Written task: Retype all of the data exactly as given.

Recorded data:
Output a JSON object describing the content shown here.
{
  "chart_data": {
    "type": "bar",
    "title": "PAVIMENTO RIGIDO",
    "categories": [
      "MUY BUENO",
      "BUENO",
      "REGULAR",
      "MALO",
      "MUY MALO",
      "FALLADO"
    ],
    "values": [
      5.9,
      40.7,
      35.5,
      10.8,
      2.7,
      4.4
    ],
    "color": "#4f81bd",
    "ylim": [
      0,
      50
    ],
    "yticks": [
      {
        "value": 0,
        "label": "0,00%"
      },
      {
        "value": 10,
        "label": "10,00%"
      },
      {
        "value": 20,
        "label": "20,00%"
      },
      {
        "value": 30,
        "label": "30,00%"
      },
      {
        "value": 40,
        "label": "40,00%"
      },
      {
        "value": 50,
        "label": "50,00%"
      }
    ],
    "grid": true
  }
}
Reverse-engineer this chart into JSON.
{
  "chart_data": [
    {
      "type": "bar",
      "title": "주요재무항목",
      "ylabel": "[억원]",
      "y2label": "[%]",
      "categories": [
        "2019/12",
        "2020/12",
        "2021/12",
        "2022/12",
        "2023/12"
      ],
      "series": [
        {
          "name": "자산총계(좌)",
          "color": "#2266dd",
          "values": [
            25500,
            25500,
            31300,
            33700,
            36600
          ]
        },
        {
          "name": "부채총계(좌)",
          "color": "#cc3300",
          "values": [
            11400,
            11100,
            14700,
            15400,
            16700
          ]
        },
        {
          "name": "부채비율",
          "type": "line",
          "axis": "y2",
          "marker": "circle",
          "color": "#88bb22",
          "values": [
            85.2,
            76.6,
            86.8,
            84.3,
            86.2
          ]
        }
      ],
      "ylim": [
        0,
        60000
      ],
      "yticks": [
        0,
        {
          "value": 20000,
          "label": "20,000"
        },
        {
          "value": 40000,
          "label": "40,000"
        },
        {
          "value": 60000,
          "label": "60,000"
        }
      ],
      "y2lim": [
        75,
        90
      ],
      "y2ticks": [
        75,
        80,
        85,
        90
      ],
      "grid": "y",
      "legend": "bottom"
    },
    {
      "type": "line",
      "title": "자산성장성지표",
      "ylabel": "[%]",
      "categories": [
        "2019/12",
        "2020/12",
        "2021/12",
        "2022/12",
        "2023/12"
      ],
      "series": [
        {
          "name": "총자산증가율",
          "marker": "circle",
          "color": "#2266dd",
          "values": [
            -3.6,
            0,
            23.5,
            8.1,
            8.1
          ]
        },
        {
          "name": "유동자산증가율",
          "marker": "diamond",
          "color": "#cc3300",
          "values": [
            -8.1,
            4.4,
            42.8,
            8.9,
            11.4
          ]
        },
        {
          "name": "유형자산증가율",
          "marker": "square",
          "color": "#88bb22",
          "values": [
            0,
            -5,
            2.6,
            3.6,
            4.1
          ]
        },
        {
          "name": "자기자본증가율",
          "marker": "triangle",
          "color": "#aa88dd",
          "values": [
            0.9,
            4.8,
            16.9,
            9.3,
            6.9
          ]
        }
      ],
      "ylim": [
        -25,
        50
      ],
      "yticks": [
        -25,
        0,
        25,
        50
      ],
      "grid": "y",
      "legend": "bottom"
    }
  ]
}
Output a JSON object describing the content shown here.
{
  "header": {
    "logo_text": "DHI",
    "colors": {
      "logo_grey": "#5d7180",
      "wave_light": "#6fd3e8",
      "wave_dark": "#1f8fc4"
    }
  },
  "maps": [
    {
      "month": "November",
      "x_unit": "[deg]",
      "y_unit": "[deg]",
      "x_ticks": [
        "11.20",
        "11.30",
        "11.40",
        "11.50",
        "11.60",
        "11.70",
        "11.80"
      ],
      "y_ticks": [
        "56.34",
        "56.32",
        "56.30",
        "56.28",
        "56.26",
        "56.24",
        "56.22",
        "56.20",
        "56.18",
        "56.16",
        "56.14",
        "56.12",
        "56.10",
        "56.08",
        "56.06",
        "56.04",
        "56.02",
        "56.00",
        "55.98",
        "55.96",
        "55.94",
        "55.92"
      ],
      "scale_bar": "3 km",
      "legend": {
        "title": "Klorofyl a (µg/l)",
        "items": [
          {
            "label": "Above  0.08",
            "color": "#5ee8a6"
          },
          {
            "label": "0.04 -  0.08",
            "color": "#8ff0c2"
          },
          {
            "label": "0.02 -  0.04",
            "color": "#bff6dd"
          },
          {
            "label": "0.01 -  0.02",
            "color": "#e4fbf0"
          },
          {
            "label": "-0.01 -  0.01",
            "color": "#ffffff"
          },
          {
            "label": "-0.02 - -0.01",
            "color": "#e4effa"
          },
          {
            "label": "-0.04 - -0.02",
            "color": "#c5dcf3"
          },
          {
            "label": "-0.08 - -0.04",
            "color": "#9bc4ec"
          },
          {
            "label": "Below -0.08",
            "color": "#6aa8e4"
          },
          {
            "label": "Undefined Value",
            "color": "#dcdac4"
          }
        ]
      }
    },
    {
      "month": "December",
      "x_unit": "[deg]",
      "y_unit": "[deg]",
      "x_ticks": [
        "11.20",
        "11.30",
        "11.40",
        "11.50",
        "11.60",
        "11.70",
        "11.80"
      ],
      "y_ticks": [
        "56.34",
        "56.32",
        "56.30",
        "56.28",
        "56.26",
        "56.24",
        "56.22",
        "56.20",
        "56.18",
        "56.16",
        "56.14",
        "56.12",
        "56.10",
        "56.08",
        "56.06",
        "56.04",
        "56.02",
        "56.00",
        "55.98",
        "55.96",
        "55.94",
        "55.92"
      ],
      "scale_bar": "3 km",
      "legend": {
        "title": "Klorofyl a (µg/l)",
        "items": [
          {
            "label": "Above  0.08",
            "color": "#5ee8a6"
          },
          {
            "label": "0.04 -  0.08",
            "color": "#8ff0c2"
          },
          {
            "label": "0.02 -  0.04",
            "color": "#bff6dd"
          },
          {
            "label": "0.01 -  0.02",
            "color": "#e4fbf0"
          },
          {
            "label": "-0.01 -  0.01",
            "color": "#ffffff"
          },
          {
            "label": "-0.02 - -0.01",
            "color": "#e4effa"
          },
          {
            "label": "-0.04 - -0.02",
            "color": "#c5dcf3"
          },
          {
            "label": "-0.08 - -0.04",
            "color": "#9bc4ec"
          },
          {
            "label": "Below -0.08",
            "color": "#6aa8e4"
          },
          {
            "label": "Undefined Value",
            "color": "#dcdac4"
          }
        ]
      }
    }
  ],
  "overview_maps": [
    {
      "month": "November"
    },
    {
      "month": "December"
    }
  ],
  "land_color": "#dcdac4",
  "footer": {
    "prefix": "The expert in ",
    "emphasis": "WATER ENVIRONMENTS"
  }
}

The result:
Output a JSON object describing the content shown here.
{
  "chart_data": {
    "type": "bar",
    "title": "PAVIMENTO RIGIDO",
    "categories": [
      "MUY BUENO",
      "BUENO",
      "REGULAR",
      "MALO",
      "MUY MALO",
      "FALLADO"
    ],
    "values": [
      5.9,
      40.7,
      35.5,
      10.8,
      2.7,
      4.4
    ],
    "color": "#4f81bd",
    "ylim": [
      0,
      50
    ],
    "yticks": [
      {
        "value": 0,
        "label": "0,00%"
      },
      {
        "value": 10,
        "label": "10,00%"
      },
      {
        "value": 20,
        "label": "20,00%"
      },
      {
        "value": 30,
        "label": "30,00%"
      },
      {
        "value": 40,
        "label": "40,00%"
      },
      {
        "value": 50,
        "label": "50,00%"
      }
    ],
    "grid": true
  }
}
Reverse-engineer this chart into JSON.
{
  "chart_data": [
    {
      "type": "bar",
      "title": "주요재무항목",
      "ylabel": "[억원]",
      "y2label": "[%]",
      "categories": [
        "2019/12",
        "2020/12",
        "2021/12",
        "2022/12",
        "2023/12"
      ],
      "series": [
        {
          "name": "자산총계(좌)",
          "color": "#2266dd",
          "values": [
            25500,
            25500,
            31300,
            33700,
            36600
          ]
        },
        {
          "name": "부채총계(좌)",
          "color": "#cc3300",
          "values": [
            11400,
            11100,
            14700,
            15400,
            16700
          ]
        },
        {
          "name": "부채비율",
          "type": "line",
          "axis": "y2",
          "marker": "circle",
          "color": "#88bb22",
          "values": [
            85.2,
            76.6,
            86.8,
            84.3,
            86.2
          ]
        }
      ],
      "ylim": [
        0,
        60000
      ],
      "yticks": [
        0,
        {
          "value": 20000,
          "label": "20,000"
        },
        {
          "value": 40000,
          "label": "40,000"
        },
        {
          "value": 60000,
          "label": "60,000"
        }
      ],
      "y2lim": [
        75,
        90
      ],
      "y2ticks": [
        75,
        80,
        85,
        90
      ],
      "grid": "y",
      "legend": "bottom"
    },
    {
      "type": "line",
      "title": "자산성장성지표",
      "ylabel": "[%]",
      "categories": [
        "2019/12",
        "2020/12",
        "2021/12",
        "2022/12",
        "2023/12"
      ],
      "series": [
        {
          "name": "총자산증가율",
          "marker": "circle",
          "color": "#2266dd",
          "values": [
            -3.6,
            0,
            23.5,
            8.1,
            8.1
          ]
        },
        {
          "name": "유동자산증가율",
          "marker": "diamond",
          "color": "#cc3300",
          "values": [
            -8.1,
            4.4,
            42.8,
            8.9,
            11.4
          ]
        },
        {
          "name": "유형자산증가율",
          "marker": "square",
          "color": "#88bb22",
          "values": [
            0,
            -5,
            2.6,
            3.6,
            4.1
          ]
        },
        {
          "name": "자기자본증가율",
          "marker": "triangle",
          "color": "#aa88dd",
          "values": [
            0.9,
            4.8,
            16.9,
            9.3,
            6.9
          ]
        }
      ],
      "ylim": [
        -25,
        50
      ],
      "yticks": [
        -25,
        0,
        25,
        50
      ],
      "grid": "y",
      "legend": "bottom"
    }
  ]
}
Output a JSON object describing the content shown here.
{
  "header": {
    "logo_text": "DHI",
    "colors": {
      "logo_grey": "#5d7180",
      "wave_light": "#6fd3e8",
      "wave_dark": "#1f8fc4"
    }
  },
  "maps": [
    {
      "month": "November",
      "x_unit": "[deg]",
      "y_unit": "[deg]",
      "x_ticks": [
        "11.20",
        "11.30",
        "11.40",
        "11.50",
        "11.60",
        "11.70",
        "11.80"
      ],
      "y_ticks": [
        "56.34",
        "56.32",
        "56.30",
        "56.28",
        "56.26",
        "56.24",
        "56.22",
        "56.20",
        "56.18",
        "56.16",
        "56.14",
        "56.12",
        "56.10",
        "56.08",
        "56.06",
        "56.04",
        "56.02",
        "56.00",
        "55.98",
        "55.96",
        "55.94",
        "55.92"
      ],
      "scale_bar": "3 km",
      "legend": {
        "title": "Klorofyl a (µg/l)",
        "items": [
          {
            "label": "Above  0.08",
            "color": "#5ee8a6"
          },
          {
            "label": "0.04 -  0.08",
            "color": "#8ff0c2"
          },
          {
            "label": "0.02 -  0.04",
            "color": "#bff6dd"
          },
          {
            "label": "0.01 -  0.02",
            "color": "#e4fbf0"
          },
          {
            "label": "-0.01 -  0.01",
            "color": "#ffffff"
          },
          {
            "label": "-0.02 - -0.01",
            "color": "#e4effa"
          },
          {
            "label": "-0.04 - -0.02",
            "color": "#c5dcf3"
          },
          {
            "label": "-0.08 - -0.04",
            "color": "#9bc4ec"
          },
          {
            "label": "Below -0.08",
            "color": "#6aa8e4"
          },
          {
            "label": "Undefined Value",
            "color": "#dcdac4"
          }
        ]
      }
    },
    {
      "month": "December",
      "x_unit": "[deg]",
      "y_unit": "[deg]",
      "x_ticks": [
        "11.20",
        "11.30",
        "11.40",
        "11.50",
        "11.60",
        "11.70",
        "11.80"
      ],
      "y_ticks": [
        "56.34",
        "56.32",
        "56.30",
        "56.28",
        "56.26",
        "56.24",
        "56.22",
        "56.20",
        "56.18",
        "56.16",
        "56.14",
        "56.12",
        "56.10",
        "56.08",
        "56.06",
        "56.04",
        "56.02",
        "56.00",
        "55.98",
        "55.96",
        "55.94",
        "55.92"
      ],
      "scale_bar": "3 km",
      "legend": {
        "title": "Klorofyl a (µg/l)",
        "items": [
          {
            "label": "Above  0.08",
            "color": "#5ee8a6"
          },
          {
            "label": "0.04 -  0.08",
            "color": "#8ff0c2"
          },
          {
            "label": "0.02 -  0.04",
            "color": "#bff6dd"
          },
          {
            "label": "0.01 -  0.02",
            "color": "#e4fbf0"
          },
          {
            "label": "-0.01 -  0.01",
            "color": "#ffffff"
          },
          {
            "label": "-0.02 - -0.01",
            "color": "#e4effa"
          },
          {
            "label": "-0.04 - -0.02",
            "color": "#c5dcf3"
          },
          {
            "label": "-0.08 - -0.04",
            "color": "#9bc4ec"
          },
          {
            "label": "Below -0.08",
            "color": "#6aa8e4"
          },
          {
            "label": "Undefined Value",
            "color": "#dcdac4"
          }
        ]
      }
    }
  ],
  "overview_maps": [
    {
      "month": "November"
    },
    {
      "month": "December"
    }
  ],
  "land_color": "#dcdac4",
  "footer": {
    "prefix": "The expert in ",
    "emphasis": "WATER ENVIRONMENTS"
  }
}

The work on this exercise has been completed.